AIM
Find every line in the records below that holds the word "folder" and copy it.
◇ ◇ ◇ ◇ ◇
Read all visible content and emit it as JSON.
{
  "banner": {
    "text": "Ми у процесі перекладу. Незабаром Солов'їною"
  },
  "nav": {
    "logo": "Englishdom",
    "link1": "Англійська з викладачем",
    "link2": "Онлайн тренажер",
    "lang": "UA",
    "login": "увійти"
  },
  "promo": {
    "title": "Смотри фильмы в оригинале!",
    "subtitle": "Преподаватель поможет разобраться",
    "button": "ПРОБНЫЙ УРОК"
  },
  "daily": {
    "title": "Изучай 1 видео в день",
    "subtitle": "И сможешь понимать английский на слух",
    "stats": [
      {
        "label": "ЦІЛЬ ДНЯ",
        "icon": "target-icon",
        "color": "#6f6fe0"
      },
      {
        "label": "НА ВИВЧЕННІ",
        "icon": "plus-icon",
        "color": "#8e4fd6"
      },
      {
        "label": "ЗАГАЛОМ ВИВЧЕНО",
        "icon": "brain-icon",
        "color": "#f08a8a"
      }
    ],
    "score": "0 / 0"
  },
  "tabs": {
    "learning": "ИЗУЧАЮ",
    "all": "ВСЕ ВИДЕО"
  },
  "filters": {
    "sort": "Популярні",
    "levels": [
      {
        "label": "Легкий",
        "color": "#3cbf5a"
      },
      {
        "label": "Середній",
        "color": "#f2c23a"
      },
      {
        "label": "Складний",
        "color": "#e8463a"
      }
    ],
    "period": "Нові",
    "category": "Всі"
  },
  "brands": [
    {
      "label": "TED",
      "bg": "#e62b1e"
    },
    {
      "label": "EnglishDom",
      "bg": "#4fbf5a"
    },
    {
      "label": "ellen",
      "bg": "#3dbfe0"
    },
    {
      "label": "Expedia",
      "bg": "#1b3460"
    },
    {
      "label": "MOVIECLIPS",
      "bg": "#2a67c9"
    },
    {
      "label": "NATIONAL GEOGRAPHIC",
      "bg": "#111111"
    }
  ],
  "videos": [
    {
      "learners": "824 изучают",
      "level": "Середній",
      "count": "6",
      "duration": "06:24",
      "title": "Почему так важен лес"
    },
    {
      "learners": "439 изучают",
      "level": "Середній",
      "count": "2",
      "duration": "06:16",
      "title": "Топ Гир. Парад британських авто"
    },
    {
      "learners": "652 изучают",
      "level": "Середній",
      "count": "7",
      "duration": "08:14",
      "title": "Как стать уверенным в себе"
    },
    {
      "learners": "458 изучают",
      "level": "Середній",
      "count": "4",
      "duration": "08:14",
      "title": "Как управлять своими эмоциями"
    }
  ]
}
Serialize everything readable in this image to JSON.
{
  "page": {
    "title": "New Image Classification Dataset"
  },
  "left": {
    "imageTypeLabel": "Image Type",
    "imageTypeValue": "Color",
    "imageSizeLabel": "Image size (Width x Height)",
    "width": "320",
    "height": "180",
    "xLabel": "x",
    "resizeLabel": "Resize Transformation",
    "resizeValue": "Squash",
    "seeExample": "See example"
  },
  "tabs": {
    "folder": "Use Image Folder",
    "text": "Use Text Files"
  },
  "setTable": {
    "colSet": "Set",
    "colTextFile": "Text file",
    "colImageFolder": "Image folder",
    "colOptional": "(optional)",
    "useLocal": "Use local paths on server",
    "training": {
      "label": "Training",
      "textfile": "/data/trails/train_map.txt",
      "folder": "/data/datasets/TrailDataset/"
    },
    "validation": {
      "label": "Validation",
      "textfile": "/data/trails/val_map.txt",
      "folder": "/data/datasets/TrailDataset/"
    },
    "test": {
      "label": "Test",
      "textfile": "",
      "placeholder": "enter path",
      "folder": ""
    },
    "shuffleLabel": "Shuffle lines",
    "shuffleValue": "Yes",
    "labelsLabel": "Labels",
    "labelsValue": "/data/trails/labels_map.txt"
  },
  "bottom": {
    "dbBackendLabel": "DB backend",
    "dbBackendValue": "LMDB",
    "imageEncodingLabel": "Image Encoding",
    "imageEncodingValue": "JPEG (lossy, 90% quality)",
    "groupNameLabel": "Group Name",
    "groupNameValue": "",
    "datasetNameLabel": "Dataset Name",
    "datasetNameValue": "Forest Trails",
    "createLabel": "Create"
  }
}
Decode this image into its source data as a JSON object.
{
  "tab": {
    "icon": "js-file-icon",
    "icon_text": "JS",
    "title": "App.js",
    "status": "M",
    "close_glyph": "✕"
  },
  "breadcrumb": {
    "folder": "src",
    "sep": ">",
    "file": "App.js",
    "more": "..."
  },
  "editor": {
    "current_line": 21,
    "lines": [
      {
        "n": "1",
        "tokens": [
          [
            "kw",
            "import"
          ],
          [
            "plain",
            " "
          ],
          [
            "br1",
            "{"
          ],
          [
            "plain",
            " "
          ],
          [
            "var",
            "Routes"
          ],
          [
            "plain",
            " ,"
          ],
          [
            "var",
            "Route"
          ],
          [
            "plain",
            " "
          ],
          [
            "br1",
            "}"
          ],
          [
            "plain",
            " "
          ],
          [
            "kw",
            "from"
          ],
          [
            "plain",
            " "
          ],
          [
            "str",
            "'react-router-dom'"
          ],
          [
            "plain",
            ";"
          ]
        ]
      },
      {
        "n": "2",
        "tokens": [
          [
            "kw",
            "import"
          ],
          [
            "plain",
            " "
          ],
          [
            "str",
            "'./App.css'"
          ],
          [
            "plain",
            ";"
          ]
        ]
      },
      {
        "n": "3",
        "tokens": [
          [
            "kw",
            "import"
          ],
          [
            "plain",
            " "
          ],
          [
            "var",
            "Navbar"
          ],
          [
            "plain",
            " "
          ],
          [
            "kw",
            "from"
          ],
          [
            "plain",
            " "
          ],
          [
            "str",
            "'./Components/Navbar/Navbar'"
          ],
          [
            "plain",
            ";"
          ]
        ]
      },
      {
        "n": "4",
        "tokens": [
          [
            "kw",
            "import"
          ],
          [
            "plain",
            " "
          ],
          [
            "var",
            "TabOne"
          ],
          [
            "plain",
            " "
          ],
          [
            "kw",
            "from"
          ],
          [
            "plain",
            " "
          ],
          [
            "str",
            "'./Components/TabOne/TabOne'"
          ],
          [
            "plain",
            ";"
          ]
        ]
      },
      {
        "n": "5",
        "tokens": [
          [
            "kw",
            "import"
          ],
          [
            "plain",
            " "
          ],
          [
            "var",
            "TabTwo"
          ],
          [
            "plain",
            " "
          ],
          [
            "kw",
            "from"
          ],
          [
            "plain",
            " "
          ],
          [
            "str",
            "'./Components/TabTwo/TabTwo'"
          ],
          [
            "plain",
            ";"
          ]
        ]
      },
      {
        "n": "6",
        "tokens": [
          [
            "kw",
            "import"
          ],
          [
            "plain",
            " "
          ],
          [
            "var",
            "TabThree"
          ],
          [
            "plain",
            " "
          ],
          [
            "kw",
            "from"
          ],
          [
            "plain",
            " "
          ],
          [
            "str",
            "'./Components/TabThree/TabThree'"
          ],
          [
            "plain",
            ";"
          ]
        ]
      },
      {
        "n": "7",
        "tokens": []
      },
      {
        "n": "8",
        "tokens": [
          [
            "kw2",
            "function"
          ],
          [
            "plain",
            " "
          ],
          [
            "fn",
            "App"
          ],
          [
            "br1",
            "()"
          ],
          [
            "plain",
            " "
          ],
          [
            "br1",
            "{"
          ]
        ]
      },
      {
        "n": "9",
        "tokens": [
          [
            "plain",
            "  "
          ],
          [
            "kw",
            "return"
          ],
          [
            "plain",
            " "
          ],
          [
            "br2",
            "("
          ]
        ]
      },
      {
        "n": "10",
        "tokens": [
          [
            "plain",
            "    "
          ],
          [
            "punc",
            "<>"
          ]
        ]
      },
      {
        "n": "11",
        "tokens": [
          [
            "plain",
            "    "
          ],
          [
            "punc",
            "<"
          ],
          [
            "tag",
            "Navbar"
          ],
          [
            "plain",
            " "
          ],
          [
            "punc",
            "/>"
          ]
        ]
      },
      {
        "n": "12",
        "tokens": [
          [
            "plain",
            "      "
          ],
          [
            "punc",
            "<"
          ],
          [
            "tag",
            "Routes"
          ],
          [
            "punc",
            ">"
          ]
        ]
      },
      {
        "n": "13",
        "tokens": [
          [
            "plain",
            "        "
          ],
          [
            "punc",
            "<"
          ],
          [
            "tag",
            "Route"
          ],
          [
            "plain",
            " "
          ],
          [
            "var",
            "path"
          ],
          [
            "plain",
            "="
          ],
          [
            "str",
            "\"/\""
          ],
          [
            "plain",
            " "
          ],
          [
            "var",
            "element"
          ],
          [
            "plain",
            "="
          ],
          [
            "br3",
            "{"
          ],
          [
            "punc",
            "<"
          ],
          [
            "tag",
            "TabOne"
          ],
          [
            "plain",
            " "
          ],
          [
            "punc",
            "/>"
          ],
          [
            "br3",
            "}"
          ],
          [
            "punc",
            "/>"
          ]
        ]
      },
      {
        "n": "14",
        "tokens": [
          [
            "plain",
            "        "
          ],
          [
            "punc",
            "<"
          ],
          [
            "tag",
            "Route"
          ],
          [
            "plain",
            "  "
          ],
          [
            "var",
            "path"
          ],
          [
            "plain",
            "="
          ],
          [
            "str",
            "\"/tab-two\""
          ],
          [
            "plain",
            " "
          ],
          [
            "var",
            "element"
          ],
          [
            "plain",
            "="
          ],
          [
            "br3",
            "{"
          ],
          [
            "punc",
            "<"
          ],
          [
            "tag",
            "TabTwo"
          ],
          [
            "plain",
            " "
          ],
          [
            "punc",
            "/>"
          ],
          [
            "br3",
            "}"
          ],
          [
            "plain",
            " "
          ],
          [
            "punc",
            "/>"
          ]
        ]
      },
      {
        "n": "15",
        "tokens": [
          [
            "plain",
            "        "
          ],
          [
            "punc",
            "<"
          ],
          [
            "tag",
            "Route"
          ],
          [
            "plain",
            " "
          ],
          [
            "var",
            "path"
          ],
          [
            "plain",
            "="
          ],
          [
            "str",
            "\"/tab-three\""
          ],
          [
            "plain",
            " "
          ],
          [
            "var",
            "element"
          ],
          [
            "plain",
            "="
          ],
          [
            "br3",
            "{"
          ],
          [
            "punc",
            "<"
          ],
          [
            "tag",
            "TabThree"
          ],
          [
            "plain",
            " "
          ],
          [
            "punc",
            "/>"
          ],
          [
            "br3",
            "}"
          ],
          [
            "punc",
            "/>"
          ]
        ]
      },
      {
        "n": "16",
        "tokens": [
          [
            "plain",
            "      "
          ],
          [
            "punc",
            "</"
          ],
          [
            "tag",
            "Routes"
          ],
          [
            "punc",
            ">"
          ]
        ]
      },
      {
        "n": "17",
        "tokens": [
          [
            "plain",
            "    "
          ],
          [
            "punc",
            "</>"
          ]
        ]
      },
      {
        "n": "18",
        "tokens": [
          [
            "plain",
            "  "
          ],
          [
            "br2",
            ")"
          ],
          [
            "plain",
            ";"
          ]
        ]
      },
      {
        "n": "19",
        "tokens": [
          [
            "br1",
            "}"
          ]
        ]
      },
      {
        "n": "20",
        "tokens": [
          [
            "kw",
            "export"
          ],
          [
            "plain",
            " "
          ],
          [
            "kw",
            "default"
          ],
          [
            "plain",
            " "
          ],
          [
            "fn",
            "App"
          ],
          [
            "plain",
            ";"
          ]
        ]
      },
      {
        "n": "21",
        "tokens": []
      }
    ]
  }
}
◇ ◇ ◇ ◇ ◇
ANSWER FOR THIS EXERCISE
    "folder": "Use Image Folder",
    "colImageFolder": "Image folder",
      "folder": "/data/datasets/TrailDataset/"
      "folder": "/data/datasets/TrailDataset/"
      "folder": ""
    "folder": "src",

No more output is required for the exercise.